* _Provided data_:
== == ==
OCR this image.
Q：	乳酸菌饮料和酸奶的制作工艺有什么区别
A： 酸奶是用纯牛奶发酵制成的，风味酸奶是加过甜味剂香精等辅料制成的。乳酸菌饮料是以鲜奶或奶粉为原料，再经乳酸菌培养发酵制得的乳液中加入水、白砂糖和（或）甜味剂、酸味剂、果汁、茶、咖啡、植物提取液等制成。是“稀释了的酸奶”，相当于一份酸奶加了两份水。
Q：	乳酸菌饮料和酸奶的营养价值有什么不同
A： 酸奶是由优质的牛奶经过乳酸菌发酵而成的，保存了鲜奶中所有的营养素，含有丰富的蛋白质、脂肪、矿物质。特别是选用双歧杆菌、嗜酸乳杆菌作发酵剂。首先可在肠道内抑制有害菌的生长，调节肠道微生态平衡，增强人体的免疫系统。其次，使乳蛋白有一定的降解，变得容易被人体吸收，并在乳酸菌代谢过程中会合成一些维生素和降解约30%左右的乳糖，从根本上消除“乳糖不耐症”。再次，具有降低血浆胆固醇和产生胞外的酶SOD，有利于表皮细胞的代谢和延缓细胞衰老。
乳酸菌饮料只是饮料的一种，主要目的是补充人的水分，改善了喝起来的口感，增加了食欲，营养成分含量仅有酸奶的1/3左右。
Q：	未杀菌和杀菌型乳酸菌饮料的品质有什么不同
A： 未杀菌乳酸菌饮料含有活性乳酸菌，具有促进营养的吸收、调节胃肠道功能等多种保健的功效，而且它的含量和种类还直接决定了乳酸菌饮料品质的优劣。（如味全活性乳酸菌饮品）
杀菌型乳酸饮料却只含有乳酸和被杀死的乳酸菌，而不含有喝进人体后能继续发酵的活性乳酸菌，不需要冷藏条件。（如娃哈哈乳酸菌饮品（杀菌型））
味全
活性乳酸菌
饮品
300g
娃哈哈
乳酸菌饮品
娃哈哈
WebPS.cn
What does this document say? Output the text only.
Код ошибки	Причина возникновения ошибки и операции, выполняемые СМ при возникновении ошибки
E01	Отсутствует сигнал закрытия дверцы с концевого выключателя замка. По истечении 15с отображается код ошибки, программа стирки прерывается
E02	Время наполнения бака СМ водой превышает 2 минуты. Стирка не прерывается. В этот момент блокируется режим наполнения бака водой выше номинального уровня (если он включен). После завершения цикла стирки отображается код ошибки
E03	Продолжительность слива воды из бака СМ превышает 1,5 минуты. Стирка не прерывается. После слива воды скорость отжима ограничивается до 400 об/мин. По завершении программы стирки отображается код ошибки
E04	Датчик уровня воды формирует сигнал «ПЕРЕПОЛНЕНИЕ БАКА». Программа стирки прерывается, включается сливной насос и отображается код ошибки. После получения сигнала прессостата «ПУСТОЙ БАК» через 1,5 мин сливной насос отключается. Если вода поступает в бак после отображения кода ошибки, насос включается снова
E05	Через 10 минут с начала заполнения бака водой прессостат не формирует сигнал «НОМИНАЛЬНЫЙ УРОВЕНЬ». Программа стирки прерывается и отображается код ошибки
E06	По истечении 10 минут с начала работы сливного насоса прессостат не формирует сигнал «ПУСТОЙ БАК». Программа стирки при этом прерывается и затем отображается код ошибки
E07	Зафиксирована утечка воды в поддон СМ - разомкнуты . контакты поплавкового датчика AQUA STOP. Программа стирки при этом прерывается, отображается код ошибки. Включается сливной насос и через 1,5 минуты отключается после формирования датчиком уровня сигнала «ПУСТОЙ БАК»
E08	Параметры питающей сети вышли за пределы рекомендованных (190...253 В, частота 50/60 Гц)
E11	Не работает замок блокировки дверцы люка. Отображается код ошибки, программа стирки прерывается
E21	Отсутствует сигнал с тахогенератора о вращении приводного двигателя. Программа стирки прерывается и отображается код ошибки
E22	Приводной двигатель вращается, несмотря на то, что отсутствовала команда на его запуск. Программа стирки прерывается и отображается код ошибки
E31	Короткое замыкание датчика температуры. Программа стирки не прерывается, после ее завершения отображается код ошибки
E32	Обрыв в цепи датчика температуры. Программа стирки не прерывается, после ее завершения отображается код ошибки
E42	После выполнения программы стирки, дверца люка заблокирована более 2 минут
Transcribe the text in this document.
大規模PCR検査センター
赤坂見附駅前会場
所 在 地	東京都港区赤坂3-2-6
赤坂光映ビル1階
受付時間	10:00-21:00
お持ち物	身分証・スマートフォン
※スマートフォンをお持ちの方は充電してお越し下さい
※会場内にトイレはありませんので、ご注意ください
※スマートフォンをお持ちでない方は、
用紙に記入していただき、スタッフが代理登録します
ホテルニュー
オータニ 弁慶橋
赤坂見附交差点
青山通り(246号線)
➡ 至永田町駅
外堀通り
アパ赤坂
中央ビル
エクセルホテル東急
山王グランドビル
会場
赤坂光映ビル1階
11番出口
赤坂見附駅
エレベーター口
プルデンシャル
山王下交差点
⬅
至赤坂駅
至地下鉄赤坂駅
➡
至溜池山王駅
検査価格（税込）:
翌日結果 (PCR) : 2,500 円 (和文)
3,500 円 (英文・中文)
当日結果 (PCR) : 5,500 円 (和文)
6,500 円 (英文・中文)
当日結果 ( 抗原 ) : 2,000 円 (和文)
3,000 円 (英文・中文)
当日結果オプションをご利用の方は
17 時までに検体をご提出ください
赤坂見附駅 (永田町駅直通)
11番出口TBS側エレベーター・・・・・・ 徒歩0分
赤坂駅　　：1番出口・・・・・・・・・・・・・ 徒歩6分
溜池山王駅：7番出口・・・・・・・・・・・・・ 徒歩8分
== == ==
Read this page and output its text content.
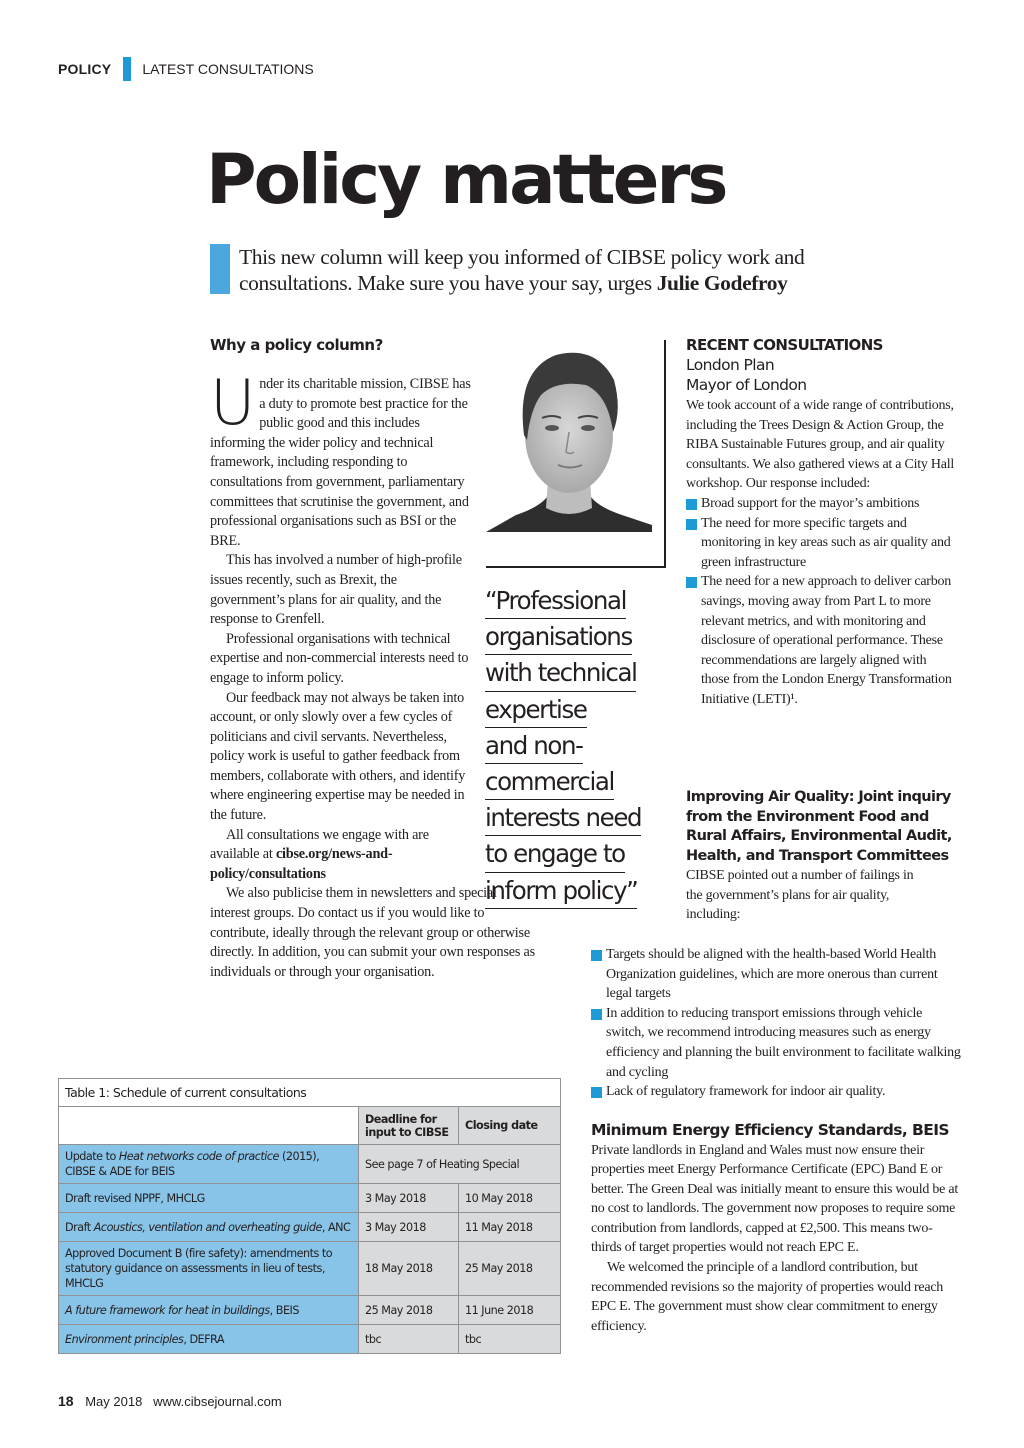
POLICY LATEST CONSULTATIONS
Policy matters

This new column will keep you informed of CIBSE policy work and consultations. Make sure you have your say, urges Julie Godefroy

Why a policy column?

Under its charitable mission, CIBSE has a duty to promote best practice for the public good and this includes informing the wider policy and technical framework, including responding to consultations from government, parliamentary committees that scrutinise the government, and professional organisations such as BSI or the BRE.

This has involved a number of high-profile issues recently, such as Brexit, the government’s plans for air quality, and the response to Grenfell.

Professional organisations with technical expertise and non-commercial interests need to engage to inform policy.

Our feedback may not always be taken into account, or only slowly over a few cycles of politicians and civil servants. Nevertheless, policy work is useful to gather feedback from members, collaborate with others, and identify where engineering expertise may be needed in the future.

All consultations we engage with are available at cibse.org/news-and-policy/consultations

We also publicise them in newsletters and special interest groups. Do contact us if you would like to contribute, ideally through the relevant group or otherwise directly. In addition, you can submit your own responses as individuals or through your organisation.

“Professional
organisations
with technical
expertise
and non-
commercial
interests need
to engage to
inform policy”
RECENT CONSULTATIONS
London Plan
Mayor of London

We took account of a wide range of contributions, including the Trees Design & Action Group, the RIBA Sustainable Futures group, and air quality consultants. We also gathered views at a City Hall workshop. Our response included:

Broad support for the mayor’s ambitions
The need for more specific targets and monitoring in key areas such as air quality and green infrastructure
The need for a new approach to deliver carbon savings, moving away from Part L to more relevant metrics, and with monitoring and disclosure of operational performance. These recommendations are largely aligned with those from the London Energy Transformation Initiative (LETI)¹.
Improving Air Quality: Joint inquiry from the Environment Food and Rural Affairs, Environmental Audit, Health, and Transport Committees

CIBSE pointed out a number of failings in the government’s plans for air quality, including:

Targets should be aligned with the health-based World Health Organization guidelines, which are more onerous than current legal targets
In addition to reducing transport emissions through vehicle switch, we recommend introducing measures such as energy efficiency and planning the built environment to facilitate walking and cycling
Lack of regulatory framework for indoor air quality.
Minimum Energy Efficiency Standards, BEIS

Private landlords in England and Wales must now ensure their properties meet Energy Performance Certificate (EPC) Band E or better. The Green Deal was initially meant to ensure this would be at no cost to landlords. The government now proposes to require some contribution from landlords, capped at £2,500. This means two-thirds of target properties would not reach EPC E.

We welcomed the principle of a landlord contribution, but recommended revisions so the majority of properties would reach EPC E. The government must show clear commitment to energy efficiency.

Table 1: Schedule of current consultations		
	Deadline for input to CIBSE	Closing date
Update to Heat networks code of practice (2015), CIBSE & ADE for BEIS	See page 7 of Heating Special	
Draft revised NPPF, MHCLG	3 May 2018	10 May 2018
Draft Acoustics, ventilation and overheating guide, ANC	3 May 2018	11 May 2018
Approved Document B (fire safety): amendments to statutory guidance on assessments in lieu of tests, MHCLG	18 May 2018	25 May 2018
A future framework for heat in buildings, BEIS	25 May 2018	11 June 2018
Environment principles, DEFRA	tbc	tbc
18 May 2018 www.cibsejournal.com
== == ==
* _Exercise brief_:
From the records above, pick out and copy each line holding the word "practice".

* _Result of this exercise_:
Under its charitable mission, CIBSE has a duty to promote best practice for the public good and this includes informing the wider policy and technical framework, including responding to consultations from government, parliamentary committees that scrutinise the government, and professional organisations such as BSI or the BRE.
Update to Heat networks code of practice (2015), CIBSE & ADE for BEIS	See page 7 of Heating Special	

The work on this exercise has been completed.